**Tarefas a realizar:**
[1] No trecho sobre o medo e a confiança, identifique os três elementos que, segundo o texto, determinam profundamente as atitudes de cada um de nós.
[2] De acordo com o trecho sobre o medo e a confiança, a quem é dirigida a palavra do Senhor?
[3] Prossiga com o texto sobre o medo e a confiança a partir do ponto em que ele para.

**Trecho do texto:**
════════

Podemos viver livres dos medos mais radicais para nós mesmos, para os nossos familiares, para o nosso futuro? Onde está a chave para viver em paz e, portanto, da vida verdadeiramente boa mesmo nesta terra, apesar de todas as dificuldades que inevitavelmente se apresentam todos os dias? Sabemos bem que cada um de nós tem a sua personalidade, o seu caráter e a sua história, que determinam profundamente suas atitudes. Há os mais ansiosos e frágeis, e não é culpa deles; há os que são naturalmente mais tranquilos e otimistas, e é um dom. Mas a palavra do Senhor é dirigida a todos e é um convite para todos se entregarem com confiança a um amor que nos precede, nos guarda e nos acompanha.

════════

**Dados fornecidos:**
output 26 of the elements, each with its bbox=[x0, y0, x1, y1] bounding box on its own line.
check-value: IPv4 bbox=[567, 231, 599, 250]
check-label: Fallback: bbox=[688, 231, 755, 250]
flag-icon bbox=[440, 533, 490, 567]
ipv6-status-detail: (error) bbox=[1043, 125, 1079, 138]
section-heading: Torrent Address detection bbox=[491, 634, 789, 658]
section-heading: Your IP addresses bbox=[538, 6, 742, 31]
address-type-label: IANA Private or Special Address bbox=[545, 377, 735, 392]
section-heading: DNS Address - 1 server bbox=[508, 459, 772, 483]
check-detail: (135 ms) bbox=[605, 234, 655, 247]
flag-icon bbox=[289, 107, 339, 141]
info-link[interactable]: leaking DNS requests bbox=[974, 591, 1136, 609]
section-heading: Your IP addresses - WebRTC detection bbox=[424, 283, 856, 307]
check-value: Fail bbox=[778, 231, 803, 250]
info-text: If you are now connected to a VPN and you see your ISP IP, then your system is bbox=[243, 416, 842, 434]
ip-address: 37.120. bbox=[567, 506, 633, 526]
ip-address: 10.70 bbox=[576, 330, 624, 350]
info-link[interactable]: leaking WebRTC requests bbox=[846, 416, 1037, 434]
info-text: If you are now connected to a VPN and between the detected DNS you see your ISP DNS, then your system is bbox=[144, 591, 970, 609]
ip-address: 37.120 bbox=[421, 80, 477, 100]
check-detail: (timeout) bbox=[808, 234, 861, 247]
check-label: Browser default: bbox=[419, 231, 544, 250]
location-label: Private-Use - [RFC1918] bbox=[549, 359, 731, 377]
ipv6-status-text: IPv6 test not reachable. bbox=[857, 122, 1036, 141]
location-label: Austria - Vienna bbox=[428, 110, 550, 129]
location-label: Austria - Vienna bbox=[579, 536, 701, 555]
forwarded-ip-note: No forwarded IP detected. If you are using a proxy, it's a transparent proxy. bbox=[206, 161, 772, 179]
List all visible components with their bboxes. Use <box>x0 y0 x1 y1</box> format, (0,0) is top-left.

════════

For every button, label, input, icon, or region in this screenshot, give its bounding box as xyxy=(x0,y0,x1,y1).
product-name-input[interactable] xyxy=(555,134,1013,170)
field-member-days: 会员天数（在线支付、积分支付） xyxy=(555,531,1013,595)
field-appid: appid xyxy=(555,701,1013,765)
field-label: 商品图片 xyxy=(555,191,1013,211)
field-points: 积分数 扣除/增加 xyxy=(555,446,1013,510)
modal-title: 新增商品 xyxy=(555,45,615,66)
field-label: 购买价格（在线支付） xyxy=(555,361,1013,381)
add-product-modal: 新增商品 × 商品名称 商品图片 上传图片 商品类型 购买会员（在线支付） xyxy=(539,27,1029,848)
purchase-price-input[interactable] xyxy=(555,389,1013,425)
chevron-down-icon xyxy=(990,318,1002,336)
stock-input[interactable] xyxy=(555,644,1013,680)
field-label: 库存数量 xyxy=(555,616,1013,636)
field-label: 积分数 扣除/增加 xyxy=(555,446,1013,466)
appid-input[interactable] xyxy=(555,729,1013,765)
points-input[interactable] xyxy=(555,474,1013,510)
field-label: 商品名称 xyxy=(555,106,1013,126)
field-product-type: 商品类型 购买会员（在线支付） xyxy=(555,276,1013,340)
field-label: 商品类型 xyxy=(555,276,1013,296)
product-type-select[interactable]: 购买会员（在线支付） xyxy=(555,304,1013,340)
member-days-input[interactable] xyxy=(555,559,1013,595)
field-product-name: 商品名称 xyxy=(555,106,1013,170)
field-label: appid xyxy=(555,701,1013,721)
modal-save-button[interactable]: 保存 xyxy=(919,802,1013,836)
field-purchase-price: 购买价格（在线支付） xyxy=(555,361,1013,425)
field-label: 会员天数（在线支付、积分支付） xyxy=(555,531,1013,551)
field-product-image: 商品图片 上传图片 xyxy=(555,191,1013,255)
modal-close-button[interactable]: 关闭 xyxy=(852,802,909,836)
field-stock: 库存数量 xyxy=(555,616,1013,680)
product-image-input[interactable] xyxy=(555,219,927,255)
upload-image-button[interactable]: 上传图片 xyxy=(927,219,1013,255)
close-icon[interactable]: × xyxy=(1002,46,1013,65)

════════

**Resultados das tarefas:**
[1] personalidade, caráter, história

[2] A palavra do Senhor é dirigida a todos.

[3]
Nos dias de hoje somos comedidos ao falar de “providência” de Deus. Parece-nos uma palavra que coloca em risco o nosso necessário empenho cristão no mundo, que nos torna passíveis e menos responsáveis. Mas isso é uma armadilha. Esquecer a providência de Deus quer dizer perder o sentido de que o amor de Deus nos envolve e nos acompanha, mesmo se algumas vezes nossos olhos ainda são incapazes de reconhecê-lo. No discurso da Montanha Jesus nos convida a abrir os olhos - “Olhai as aves do céu, olhai os lírios no campo…” – e a não nos deixar levar totalmente pelas preocupações imediatas para o nosso bem-estar temporal. Além das aves e das flores os olhos que se abrem podem ver todos os dias muitos outros sinais de amor e de esperança semeados ao longo do nosso caminho, nas circunstâncias e nas pessoas que encontramos, nas suas palavras e nas suas ações. Cada um de nós considera uma graça encontrar pessoas que sabem vê-los e que nos ajudam a vê-los com olhos penetrantes e olhar sereno. O mundo está cheio não só de más notícias, mas também de boas notícias. É um dever reconhecê-las e divulgá-las, porque são as que guiam mais longe e levam o olhar para o alto, a fonte do amor, a meta da esperança.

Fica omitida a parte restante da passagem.